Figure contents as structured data
────────────────────────────────────────
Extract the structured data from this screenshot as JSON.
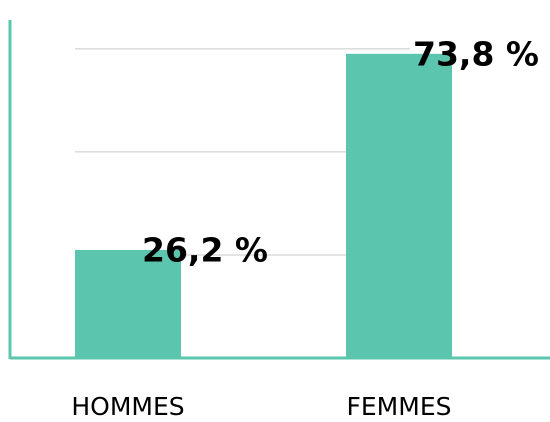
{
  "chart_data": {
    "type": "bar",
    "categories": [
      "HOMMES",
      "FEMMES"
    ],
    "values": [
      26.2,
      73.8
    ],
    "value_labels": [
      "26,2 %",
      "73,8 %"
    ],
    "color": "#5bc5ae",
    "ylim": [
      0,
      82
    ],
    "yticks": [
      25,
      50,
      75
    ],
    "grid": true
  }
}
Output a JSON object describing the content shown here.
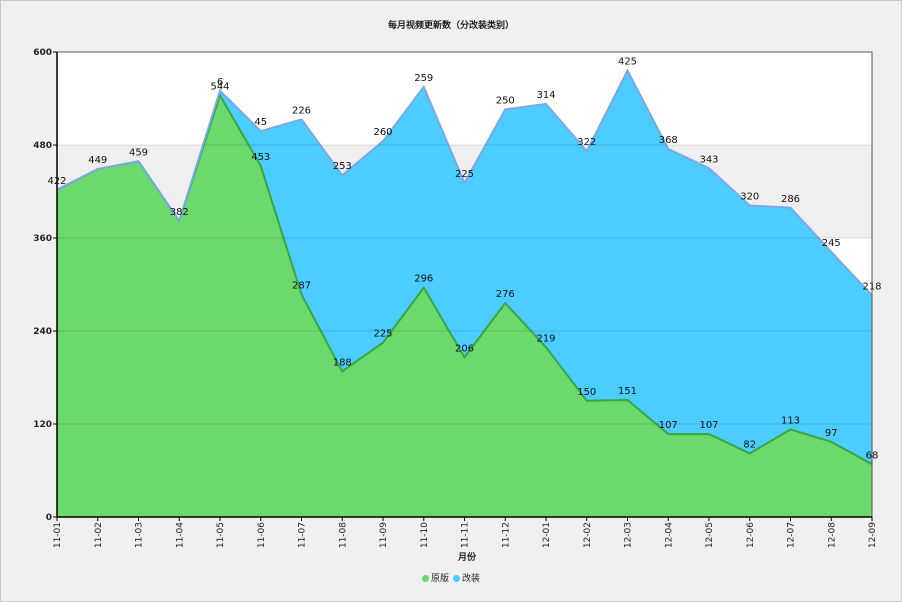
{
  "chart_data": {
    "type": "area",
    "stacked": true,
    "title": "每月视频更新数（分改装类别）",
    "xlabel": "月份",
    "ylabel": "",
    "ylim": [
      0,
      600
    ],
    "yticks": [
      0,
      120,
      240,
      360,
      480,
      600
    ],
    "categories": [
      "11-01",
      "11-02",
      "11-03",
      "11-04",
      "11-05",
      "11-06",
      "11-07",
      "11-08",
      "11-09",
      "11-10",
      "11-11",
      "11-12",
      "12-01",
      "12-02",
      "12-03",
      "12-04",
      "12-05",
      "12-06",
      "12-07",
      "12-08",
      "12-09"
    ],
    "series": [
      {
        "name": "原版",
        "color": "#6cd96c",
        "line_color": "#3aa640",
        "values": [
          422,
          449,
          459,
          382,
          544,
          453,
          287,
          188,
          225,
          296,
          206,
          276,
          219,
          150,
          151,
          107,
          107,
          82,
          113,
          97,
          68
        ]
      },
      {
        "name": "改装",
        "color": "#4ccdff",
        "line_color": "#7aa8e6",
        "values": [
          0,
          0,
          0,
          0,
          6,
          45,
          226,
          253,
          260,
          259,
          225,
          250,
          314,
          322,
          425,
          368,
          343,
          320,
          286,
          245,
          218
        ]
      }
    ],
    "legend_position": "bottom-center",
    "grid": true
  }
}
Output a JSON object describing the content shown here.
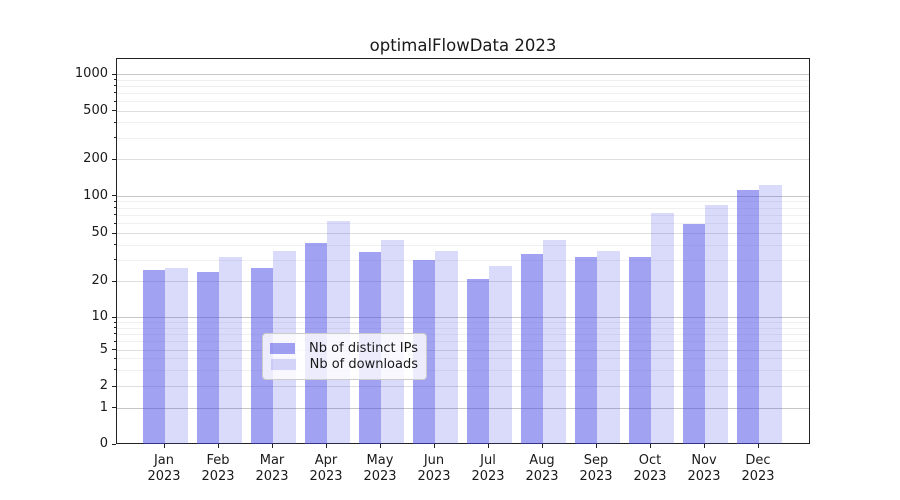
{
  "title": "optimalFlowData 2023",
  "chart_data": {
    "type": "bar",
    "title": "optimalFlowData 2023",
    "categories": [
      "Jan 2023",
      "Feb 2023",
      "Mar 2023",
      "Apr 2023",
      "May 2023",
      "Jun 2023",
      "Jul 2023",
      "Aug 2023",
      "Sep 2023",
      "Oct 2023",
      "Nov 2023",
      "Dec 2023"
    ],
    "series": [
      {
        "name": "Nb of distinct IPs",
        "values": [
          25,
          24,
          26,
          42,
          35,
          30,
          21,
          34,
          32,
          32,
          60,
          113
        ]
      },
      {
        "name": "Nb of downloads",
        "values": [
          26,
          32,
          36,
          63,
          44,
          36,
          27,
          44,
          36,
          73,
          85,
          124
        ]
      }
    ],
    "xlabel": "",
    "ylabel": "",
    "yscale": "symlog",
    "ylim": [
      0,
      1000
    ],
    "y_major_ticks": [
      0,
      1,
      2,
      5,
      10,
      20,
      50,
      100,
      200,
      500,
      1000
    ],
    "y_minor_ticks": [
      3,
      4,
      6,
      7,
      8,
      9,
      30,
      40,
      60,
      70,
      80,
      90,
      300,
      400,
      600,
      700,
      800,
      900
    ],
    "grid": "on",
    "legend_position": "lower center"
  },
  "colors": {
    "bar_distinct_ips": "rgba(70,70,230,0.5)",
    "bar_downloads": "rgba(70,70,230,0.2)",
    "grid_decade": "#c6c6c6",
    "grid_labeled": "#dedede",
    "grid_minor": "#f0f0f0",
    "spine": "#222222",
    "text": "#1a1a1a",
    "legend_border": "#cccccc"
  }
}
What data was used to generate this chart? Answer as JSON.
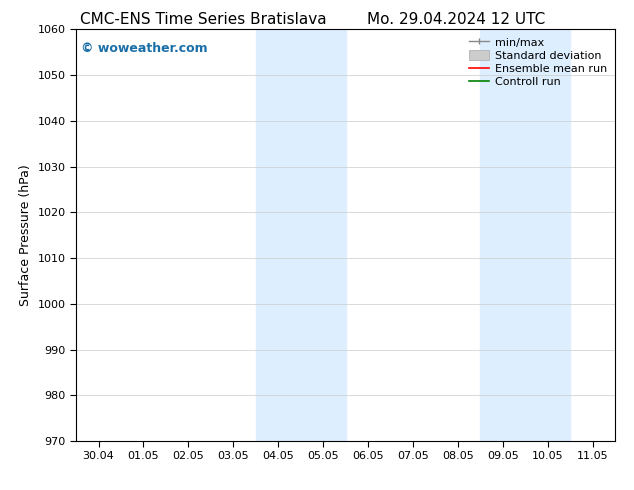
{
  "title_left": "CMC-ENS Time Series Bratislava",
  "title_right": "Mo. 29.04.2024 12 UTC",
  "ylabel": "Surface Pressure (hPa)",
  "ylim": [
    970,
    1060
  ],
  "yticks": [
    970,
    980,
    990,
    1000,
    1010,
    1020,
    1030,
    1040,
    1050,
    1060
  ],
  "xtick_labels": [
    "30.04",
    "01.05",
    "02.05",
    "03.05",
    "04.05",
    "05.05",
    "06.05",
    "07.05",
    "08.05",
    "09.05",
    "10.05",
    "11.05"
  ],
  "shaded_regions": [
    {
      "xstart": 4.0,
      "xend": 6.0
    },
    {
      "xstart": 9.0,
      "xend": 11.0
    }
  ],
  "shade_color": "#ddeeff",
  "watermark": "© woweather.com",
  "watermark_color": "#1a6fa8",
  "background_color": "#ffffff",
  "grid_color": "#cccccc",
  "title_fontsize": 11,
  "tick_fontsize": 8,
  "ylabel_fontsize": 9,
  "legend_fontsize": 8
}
────────────────────────────────────────
Copy whichever lines in the listing above contain the word "rgba".

COMPLETE OUTPUT.
    "bar_distinct_ips": "rgba(70,70,230,0.5)",
    "bar_downloads": "rgba(70,70,230,0.2)",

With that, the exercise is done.